Search the data for the string "sinalização" and extract every line where it appears.

************

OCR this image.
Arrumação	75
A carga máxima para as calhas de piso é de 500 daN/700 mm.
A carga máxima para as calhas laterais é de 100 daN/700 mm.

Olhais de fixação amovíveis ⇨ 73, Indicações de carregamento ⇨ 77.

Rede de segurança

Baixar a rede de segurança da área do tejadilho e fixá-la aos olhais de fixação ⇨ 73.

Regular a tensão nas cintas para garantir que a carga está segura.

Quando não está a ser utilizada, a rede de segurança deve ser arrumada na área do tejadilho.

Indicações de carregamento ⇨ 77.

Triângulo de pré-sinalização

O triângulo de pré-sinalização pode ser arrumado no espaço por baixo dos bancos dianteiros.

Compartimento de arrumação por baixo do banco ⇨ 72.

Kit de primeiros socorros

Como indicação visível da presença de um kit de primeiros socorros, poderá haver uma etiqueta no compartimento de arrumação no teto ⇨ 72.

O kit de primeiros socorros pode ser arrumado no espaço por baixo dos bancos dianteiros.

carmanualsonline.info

************

# Complete output
Triângulo de pré-sinalização
O triângulo de pré-sinalização pode ser arrumado no espaço por baixo dos bancos dianteiros.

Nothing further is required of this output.